• **Task goal**: Make an exact copy of the entries, and keep any pictures out of it.
-------- Input material
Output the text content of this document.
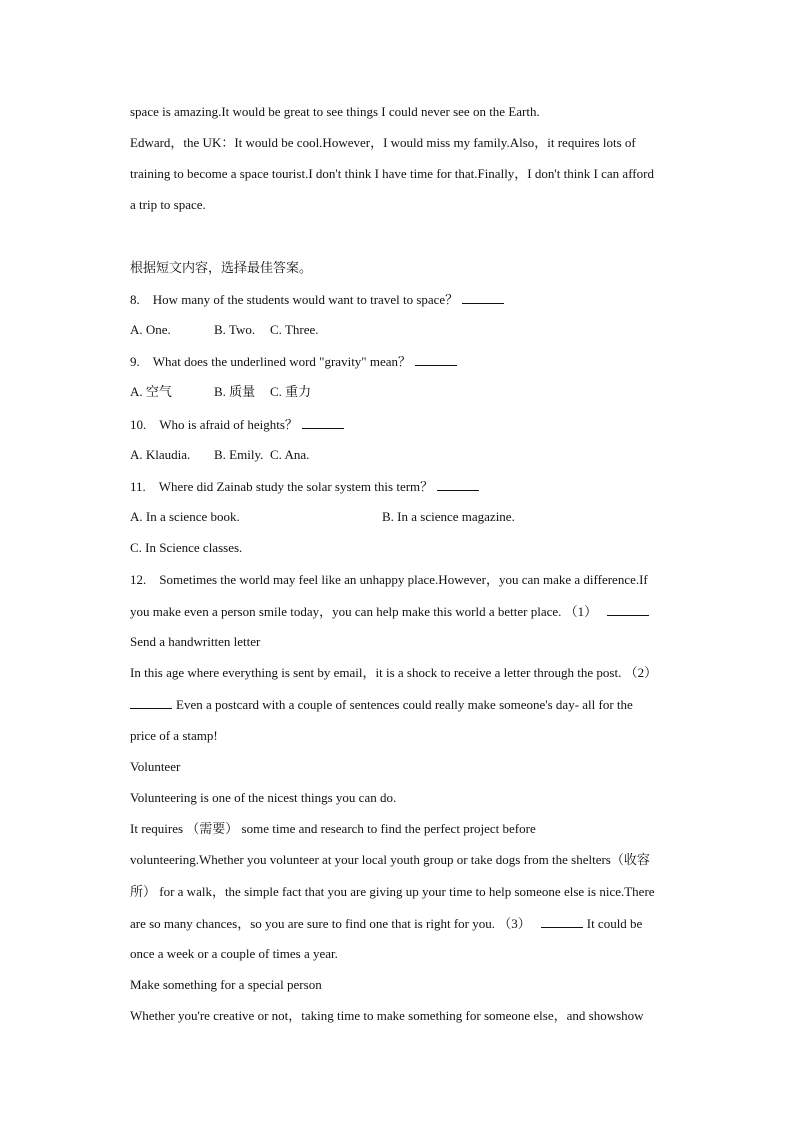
space is amazing.It would be great to see things I could never see on the Earth.
Edward，the UK：It would be cool.However，I would miss my family.Also，it requires lots of
training to become a space tourist.I don't think I have time for that.Finally，I don't think I can afford
a trip to space.
根据短文内容，选择最佳答案。
8.　How many of the students would want to travel to space？
A. One.	B. Two. C. Three.
9.　What does the underlined word "gravity" mean？
A. 空气	B. 质量 C. 重力
10.　Who is afraid of heights？
A. Klaudia. B. Emily. C. Ana.
11.　Where did Zainab study the solar system this term？
A. In a science book.	B. In a science magazine.
C. In Science classes.
12.　Sometimes the world may feel like an unhappy place.However，you can make a difference.If
you make even a person smile today，you can help make this world a better place. （1）
Send a handwritten letter
In this age where everything is sent by email，it is a shock to receive a letter through the post. （2）
Even a postcard with a couple of sentences could really make someone's day- all for the
price of a stamp!
Volunteer
Volunteering is one of the nicest things you can do.
It requires （需要） some time and research to find the perfect project before
volunteering.Whether you volunteer at your local youth group or take dogs from the shelters（收容
所） for a walk，the simple fact that you are giving up your time to help someone else is nice.There
are so many chances，so you are sure to find one that is right for you. （3）	It could be
once a week or a couple of times a year.
Make something for a special person
Whether you're creative or not，taking time to make something for someone else，and showshow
----------------
• **Exercise response**:
Output the text content of this document.
space is amazing.It would be great to see things I could never see on the Earth.
Edward，the UK：It would be cool.However，I would miss my family.Also，it requires lots of
training to become a space tourist.I don't think I have time for that.Finally，I don't think I can afford
a trip to space.
根据短文内容，选择最佳答案。
8.　How many of the students would want to travel to space？
A. One.	B. Two. C. Three.
9.　What does the underlined word "gravity" mean？
A. 空气	B. 质量 C. 重力
10.　Who is afraid of heights？
A. Klaudia. B. Emily. C. Ana.
11.　Where did Zainab study the solar system this term？
A. In a science book.	B. In a science magazine.
C. In Science classes.
12.　Sometimes the world may feel like an unhappy place.However，you can make a difference.If
you make even a person smile today，you can help make this world a better place. （1）
Send a handwritten letter
In this age where everything is sent by email，it is a shock to receive a letter through the post. （2）
Even a postcard with a couple of sentences could really make someone's day- all for the
price of a stamp!
Volunteer
Volunteering is one of the nicest things you can do.
It requires （需要） some time and research to find the perfect project before
volunteering.Whether you volunteer at your local youth group or take dogs from the shelters（收容
所） for a walk，the simple fact that you are giving up your time to help someone else is nice.There
are so many chances，so you are sure to find one that is right for you. （3）	It could be
once a week or a couple of times a year.
Make something for a special person
Whether you're creative or not，taking time to make something for someone else，and showshow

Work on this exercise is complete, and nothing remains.